STATED TASK: Give an exact transcription of every line, dropping the images.

————

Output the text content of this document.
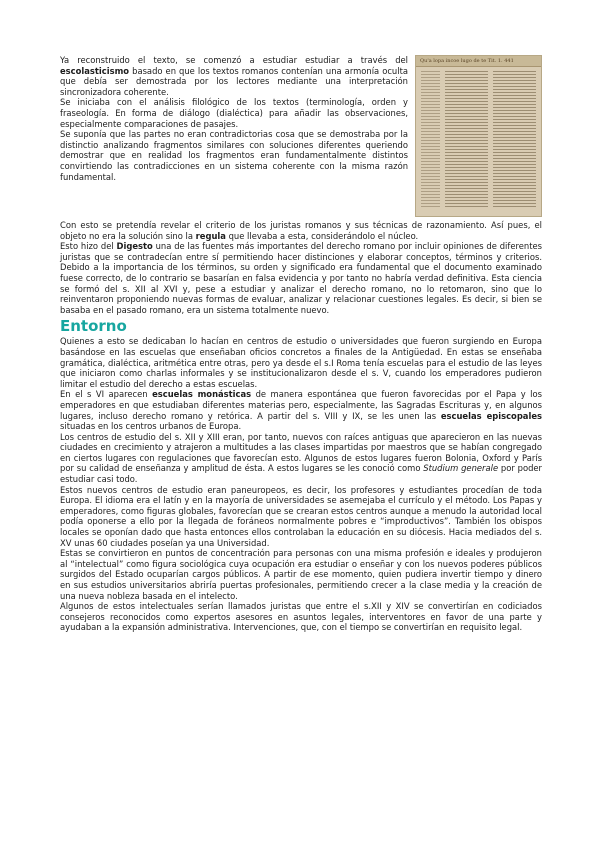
Ya reconstruido el texto, se comenzó a estudiar estudiar a través del escolasticismo basado en que los textos romanos contenían una armonía oculta que debía ser demostrada por los lectores mediante una interpretación sincronizadora coherente.

Se iniciaba con el análisis filológico de los textos (terminología, orden y fraseología. En forma de diálogo (dialéctica) para añadir las observaciones, especialmente comparaciones de pasajes.

Se suponía que las partes no eran contradictorias cosa que se demostraba por la distinctio analizando fragmentos similares con soluciones diferentes queriendo demostrar que en realidad los fragmentos eran fundamentalmente distintos convirtiendo las contradicciones en un sistema coherente con la misma razón fundamental.

Qu'a lopa incoe lugo de te Tit. 1. 441

Con esto se pretendía revelar el criterio de los juristas romanos y sus técnicas de razonamiento. Así pues, el objeto no era la solución sino la regula que llevaba a esta, considerándolo el núcleo.

Esto hizo del Digesto una de las fuentes más importantes del derecho romano por incluir opiniones de diferentes juristas que se contradecían entre sí permitiendo hacer distinciones y elaborar conceptos, términos y criterios. Debido a la importancia de los términos, su orden y significado era fundamental que el documento examinado fuese correcto, de lo contrario se basarían en falsa evidencia y por tanto no habría verdad definitiva. Esta ciencia se formó del s. XII al XVI y, pese a estudiar y analizar el derecho romano, no lo retomaron, sino que lo reinventaron proponiendo nuevas formas de evaluar, analizar y relacionar cuestiones legales. Es decir, si bien se basaba en el pasado romano, era un sistema totalmente nuevo.

Entorno

Quienes a esto se dedicaban lo hacían en centros de estudio o universidades que fueron surgiendo en Europa basándose en las escuelas que enseñaban oficios concretos a finales de la Antigüedad. En estas se enseñaba gramática, dialéctica, aritmética entre otras, pero ya desde el s.I Roma tenía escuelas para el estudio de las leyes que iniciaron como charlas informales y se institucionalizaron desde el s. V, cuando los emperadores pudieron limitar el estudio del derecho a estas escuelas.

En el s VI aparecen escuelas monásticas de manera espontánea que fueron favorecidas por el Papa y los emperadores en que estudiaban diferentes materias pero, especialmente, las Sagradas Escrituras y, en algunos lugares, incluso derecho romano y retórica. A partir del s. VIII y IX, se les unen las escuelas episcopales situadas en los centros urbanos de Europa.

Los centros de estudio del s. XII y XIII eran, por tanto, nuevos con raíces antiguas que aparecieron en las nuevas ciudades en crecimiento y atrajeron a multitudes a las clases impartidas por maestros que se habían congregado en ciertos lugares con regulaciones que favorecían esto. Algunos de estos lugares fueron Bolonia, Oxford y París por su calidad de enseñanza y amplitud de ésta. A estos lugares se les conoció como Studium generale por poder estudiar casi todo.

Estos nuevos centros de estudio eran paneuropeos, es decir, los profesores y estudiantes procedían de toda Europa. El idioma era el latín y en la mayoría de universidades se asemejaba el currículo y el método. Los Papas y emperadores, como figuras globales, favorecían que se crearan estos centros aunque a menudo la autoridad local podía oponerse a ello por la llegada de foráneos normalmente pobres e “improductivos”. También los obispos locales se oponían dado que hasta entonces ellos controlaban la educación en su diócesis. Hacia mediados del s. XV unas 60 ciudades poseían ya una Universidad.

Estas se convirtieron en puntos de concentración para personas con una misma profesión e ideales y produjeron al “intelectual” como figura sociológica cuya ocupación era estudiar o enseñar y con los nuevos poderes públicos surgidos del Estado ocuparían cargos públicos. A partir de ese momento, quien pudiera invertir tiempo y dinero en sus estudios universitarios abriría puertas profesionales, permitiendo crecer a la clase media y la creación de una nueva nobleza basada en el intelecto.

Algunos de estos intelectuales serían llamados juristas que entre el s.XII y XIV se convertirían en codiciados consejeros reconocidos como expertos asesores en asuntos legales, interventores en favor de una parte y ayudaban a la expansión administrativa. Intervenciones, que, con el tiempo se convertirían en requisito legal.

————

TASK ANSWER:
Output the text content of this document.
Ya reconstruido el texto, se comenzó a estudiar estudiar a través del escolasticismo basado en que los textos romanos contenían una armonía oculta que debía ser demostrada por los lectores mediante una interpretación sincronizadora coherente.

Se iniciaba con el análisis filológico de los textos (terminología, orden y fraseología. En forma de diálogo (dialéctica) para añadir las observaciones, especialmente comparaciones de pasajes.

Se suponía que las partes no eran contradictorias cosa que se demostraba por la distinctio analizando fragmentos similares con soluciones diferentes queriendo demostrar que en realidad los fragmentos eran fundamentalmente distintos convirtiendo las contradicciones en un sistema coherente con la misma razón fundamental.

Qu'a lopa incoe lugo de te Tit. 1. 441

Con esto se pretendía revelar el criterio de los juristas romanos y sus técnicas de razonamiento. Así pues, el objeto no era la solución sino la regula que llevaba a esta, considerándolo el núcleo.

Esto hizo del Digesto una de las fuentes más importantes del derecho romano por incluir opiniones de diferentes juristas que se contradecían entre sí permitiendo hacer distinciones y elaborar conceptos, términos y criterios. Debido a la importancia de los términos, su orden y significado era fundamental que el documento examinado fuese correcto, de lo contrario se basarían en falsa evidencia y por tanto no habría verdad definitiva. Esta ciencia se formó del s. XII al XVI y, pese a estudiar y analizar el derecho romano, no lo retomaron, sino que lo reinventaron proponiendo nuevas formas de evaluar, analizar y relacionar cuestiones legales. Es decir, si bien se basaba en el pasado romano, era un sistema totalmente nuevo.

Entorno

Quienes a esto se dedicaban lo hacían en centros de estudio o universidades que fueron surgiendo en Europa basándose en las escuelas que enseñaban oficios concretos a finales de la Antigüedad. En estas se enseñaba gramática, dialéctica, aritmética entre otras, pero ya desde el s.I Roma tenía escuelas para el estudio de las leyes que iniciaron como charlas informales y se institucionalizaron desde el s. V, cuando los emperadores pudieron limitar el estudio del derecho a estas escuelas.

En el s VI aparecen escuelas monásticas de manera espontánea que fueron favorecidas por el Papa y los emperadores en que estudiaban diferentes materias pero, especialmente, las Sagradas Escrituras y, en algunos lugares, incluso derecho romano y retórica. A partir del s. VIII y IX, se les unen las escuelas episcopales situadas en los centros urbanos de Europa.

Los centros de estudio del s. XII y XIII eran, por tanto, nuevos con raíces antiguas que aparecieron en las nuevas ciudades en crecimiento y atrajeron a multitudes a las clases impartidas por maestros que se habían congregado en ciertos lugares con regulaciones que favorecían esto. Algunos de estos lugares fueron Bolonia, Oxford y París por su calidad de enseñanza y amplitud de ésta. A estos lugares se les conoció como Studium generale por poder estudiar casi todo.

Estos nuevos centros de estudio eran paneuropeos, es decir, los profesores y estudiantes procedían de toda Europa. El idioma era el latín y en la mayoría de universidades se asemejaba el currículo y el método. Los Papas y emperadores, como figuras globales, favorecían que se crearan estos centros aunque a menudo la autoridad local podía oponerse a ello por la llegada de foráneos normalmente pobres e “improductivos”. También los obispos locales se oponían dado que hasta entonces ellos controlaban la educación en su diócesis. Hacia mediados del s. XV unas 60 ciudades poseían ya una Universidad.

Estas se convirtieron en puntos de concentración para personas con una misma profesión e ideales y produjeron al “intelectual” como figura sociológica cuya ocupación era estudiar o enseñar y con los nuevos poderes públicos surgidos del Estado ocuparían cargos públicos. A partir de ese momento, quien pudiera invertir tiempo y dinero en sus estudios universitarios abriría puertas profesionales, permitiendo crecer a la clase media y la creación de una nueva nobleza basada en el intelecto.

Algunos de estos intelectuales serían llamados juristas que entre el s.XII y XIV se convertirían en codiciados consejeros reconocidos como expertos asesores en asuntos legales, interventores en favor de una parte y ayudaban a la expansión administrativa. Intervenciones, que, con el tiempo se convertirían en requisito legal.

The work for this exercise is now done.